## BEGIN

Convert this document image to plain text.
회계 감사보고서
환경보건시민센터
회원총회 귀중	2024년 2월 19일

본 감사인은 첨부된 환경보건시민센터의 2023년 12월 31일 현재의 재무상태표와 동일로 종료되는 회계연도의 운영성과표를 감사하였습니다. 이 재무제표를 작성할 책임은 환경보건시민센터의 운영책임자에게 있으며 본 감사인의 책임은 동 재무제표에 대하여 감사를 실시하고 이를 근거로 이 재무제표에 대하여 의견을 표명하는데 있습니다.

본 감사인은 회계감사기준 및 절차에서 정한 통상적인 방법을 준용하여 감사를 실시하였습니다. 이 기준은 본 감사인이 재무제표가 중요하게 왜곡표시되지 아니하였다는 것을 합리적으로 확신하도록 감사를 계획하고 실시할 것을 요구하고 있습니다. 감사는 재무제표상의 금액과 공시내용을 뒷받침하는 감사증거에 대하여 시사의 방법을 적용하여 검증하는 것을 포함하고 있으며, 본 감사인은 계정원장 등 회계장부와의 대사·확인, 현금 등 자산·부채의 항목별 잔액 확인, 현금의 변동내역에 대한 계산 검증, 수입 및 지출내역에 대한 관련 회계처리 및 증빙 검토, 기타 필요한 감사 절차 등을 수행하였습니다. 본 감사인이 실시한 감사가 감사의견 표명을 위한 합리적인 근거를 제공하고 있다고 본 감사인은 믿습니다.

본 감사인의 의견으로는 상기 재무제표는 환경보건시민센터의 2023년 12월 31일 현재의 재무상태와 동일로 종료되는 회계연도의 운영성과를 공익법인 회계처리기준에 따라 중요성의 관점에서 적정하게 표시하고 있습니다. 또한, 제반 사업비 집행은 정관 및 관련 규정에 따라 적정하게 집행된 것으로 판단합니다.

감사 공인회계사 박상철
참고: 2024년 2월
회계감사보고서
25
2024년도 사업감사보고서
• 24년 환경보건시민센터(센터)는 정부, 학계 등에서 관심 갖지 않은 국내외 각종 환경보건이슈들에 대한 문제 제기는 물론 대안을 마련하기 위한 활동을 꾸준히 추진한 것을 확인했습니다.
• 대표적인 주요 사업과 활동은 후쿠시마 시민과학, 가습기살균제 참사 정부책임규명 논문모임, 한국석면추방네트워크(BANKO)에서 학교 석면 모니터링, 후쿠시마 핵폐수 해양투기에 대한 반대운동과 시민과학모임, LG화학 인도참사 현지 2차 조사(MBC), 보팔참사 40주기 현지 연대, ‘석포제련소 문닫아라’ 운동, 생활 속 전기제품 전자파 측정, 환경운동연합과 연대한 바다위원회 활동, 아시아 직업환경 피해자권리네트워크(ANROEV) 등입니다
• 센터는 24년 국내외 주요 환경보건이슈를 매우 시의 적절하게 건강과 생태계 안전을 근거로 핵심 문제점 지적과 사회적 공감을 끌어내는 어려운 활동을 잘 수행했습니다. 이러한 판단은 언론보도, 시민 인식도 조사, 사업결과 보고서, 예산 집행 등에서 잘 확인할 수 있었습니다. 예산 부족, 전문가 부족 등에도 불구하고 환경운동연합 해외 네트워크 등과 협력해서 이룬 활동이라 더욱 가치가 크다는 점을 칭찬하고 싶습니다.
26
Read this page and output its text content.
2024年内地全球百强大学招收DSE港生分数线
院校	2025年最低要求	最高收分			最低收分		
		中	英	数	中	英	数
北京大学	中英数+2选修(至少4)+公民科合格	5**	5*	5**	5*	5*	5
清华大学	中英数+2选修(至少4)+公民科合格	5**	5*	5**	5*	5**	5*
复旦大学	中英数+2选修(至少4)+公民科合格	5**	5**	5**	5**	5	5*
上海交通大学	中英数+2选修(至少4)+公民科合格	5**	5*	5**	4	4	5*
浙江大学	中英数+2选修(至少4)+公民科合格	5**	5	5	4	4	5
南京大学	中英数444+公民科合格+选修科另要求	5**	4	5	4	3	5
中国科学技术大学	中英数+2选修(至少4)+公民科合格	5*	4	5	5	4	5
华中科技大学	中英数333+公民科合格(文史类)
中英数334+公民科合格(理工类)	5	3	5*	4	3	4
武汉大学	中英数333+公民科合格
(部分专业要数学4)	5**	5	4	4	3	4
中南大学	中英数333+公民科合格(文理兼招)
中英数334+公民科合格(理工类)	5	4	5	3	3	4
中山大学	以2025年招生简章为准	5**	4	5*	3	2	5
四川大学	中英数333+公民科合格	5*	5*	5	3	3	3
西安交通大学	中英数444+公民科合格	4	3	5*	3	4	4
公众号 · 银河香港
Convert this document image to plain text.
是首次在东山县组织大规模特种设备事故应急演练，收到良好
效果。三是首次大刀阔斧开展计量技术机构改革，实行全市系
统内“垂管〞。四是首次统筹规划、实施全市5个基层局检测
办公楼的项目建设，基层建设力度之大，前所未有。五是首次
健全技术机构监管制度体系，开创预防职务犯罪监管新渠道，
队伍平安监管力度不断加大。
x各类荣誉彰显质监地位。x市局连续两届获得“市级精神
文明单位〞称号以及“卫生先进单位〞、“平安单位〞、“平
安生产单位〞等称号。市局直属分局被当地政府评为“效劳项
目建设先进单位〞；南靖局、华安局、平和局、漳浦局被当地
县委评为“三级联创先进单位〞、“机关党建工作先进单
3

## END

**AIM:**
Reproduce the full listing exactly.

**PROBLEM SOLUTION:**
Convert this document image to plain text.
회계 감사보고서
환경보건시민센터
회원총회 귀중	2024년 2월 19일

본 감사인은 첨부된 환경보건시민센터의 2023년 12월 31일 현재의 재무상태표와 동일로 종료되는 회계연도의 운영성과표를 감사하였습니다. 이 재무제표를 작성할 책임은 환경보건시민센터의 운영책임자에게 있으며 본 감사인의 책임은 동 재무제표에 대하여 감사를 실시하고 이를 근거로 이 재무제표에 대하여 의견을 표명하는데 있습니다.

본 감사인은 회계감사기준 및 절차에서 정한 통상적인 방법을 준용하여 감사를 실시하였습니다. 이 기준은 본 감사인이 재무제표가 중요하게 왜곡표시되지 아니하였다는 것을 합리적으로 확신하도록 감사를 계획하고 실시할 것을 요구하고 있습니다. 감사는 재무제표상의 금액과 공시내용을 뒷받침하는 감사증거에 대하여 시사의 방법을 적용하여 검증하는 것을 포함하고 있으며, 본 감사인은 계정원장 등 회계장부와의 대사·확인, 현금 등 자산·부채의 항목별 잔액 확인, 현금의 변동내역에 대한 계산 검증, 수입 및 지출내역에 대한 관련 회계처리 및 증빙 검토, 기타 필요한 감사 절차 등을 수행하였습니다. 본 감사인이 실시한 감사가 감사의견 표명을 위한 합리적인 근거를 제공하고 있다고 본 감사인은 믿습니다.

본 감사인의 의견으로는 상기 재무제표는 환경보건시민센터의 2023년 12월 31일 현재의 재무상태와 동일로 종료되는 회계연도의 운영성과를 공익법인 회계처리기준에 따라 중요성의 관점에서 적정하게 표시하고 있습니다. 또한, 제반 사업비 집행은 정관 및 관련 규정에 따라 적정하게 집행된 것으로 판단합니다.

감사 공인회계사 박상철
참고: 2024년 2월
회계감사보고서
25
2024년도 사업감사보고서
• 24년 환경보건시민센터(센터)는 정부, 학계 등에서 관심 갖지 않은 국내외 각종 환경보건이슈들에 대한 문제 제기는 물론 대안을 마련하기 위한 활동을 꾸준히 추진한 것을 확인했습니다.
• 대표적인 주요 사업과 활동은 후쿠시마 시민과학, 가습기살균제 참사 정부책임규명 논문모임, 한국석면추방네트워크(BANKO)에서 학교 석면 모니터링, 후쿠시마 핵폐수 해양투기에 대한 반대운동과 시민과학모임, LG화학 인도참사 현지 2차 조사(MBC), 보팔참사 40주기 현지 연대, ‘석포제련소 문닫아라’ 운동, 생활 속 전기제품 전자파 측정, 환경운동연합과 연대한 바다위원회 활동, 아시아 직업환경 피해자권리네트워크(ANROEV) 등입니다
• 센터는 24년 국내외 주요 환경보건이슈를 매우 시의 적절하게 건강과 생태계 안전을 근거로 핵심 문제점 지적과 사회적 공감을 끌어내는 어려운 활동을 잘 수행했습니다. 이러한 판단은 언론보도, 시민 인식도 조사, 사업결과 보고서, 예산 집행 등에서 잘 확인할 수 있었습니다. 예산 부족, 전문가 부족 등에도 불구하고 환경운동연합 해외 네트워크 등과 협력해서 이룬 활동이라 더욱 가치가 크다는 점을 칭찬하고 싶습니다.
26
Read this page and output its text content.
2024年内地全球百强大学招收DSE港生分数线
院校	2025年最低要求	最高收分			最低收分		
		中	英	数	中	英	数
北京大学	中英数+2选修(至少4)+公民科合格	5**	5*	5**	5*	5*	5
清华大学	中英数+2选修(至少4)+公民科合格	5**	5*	5**	5*	5**	5*
复旦大学	中英数+2选修(至少4)+公民科合格	5**	5**	5**	5**	5	5*
上海交通大学	中英数+2选修(至少4)+公民科合格	5**	5*	5**	4	4	5*
浙江大学	中英数+2选修(至少4)+公民科合格	5**	5	5	4	4	5
南京大学	中英数444+公民科合格+选修科另要求	5**	4	5	4	3	5
中国科学技术大学	中英数+2选修(至少4)+公民科合格	5*	4	5	5	4	5
华中科技大学	中英数333+公民科合格(文史类)
中英数334+公民科合格(理工类)	5	3	5*	4	3	4
武汉大学	中英数333+公民科合格
(部分专业要数学4)	5**	5	4	4	3	4
中南大学	中英数333+公民科合格(文理兼招)
中英数334+公民科合格(理工类)	5	4	5	3	3	4
中山大学	以2025年招生简章为准	5**	4	5*	3	2	5
四川大学	中英数333+公民科合格	5*	5*	5	3	3	3
西安交通大学	中英数444+公民科合格	4	3	5*	3	4	4
公众号 · 银河香港
Convert this document image to plain text.
是首次在东山县组织大规模特种设备事故应急演练，收到良好
效果。三是首次大刀阔斧开展计量技术机构改革，实行全市系
统内“垂管〞。四是首次统筹规划、实施全市5个基层局检测
办公楼的项目建设，基层建设力度之大，前所未有。五是首次
健全技术机构监管制度体系，开创预防职务犯罪监管新渠道，
队伍平安监管力度不断加大。
x各类荣誉彰显质监地位。x市局连续两届获得“市级精神
文明单位〞称号以及“卫生先进单位〞、“平安单位〞、“平
安生产单位〞等称号。市局直属分局被当地政府评为“效劳项
目建设先进单位〞；南靖局、华安局、平和局、漳浦局被当地
县委评为“三级联创先进单位〞、“机关党建工作先进单
3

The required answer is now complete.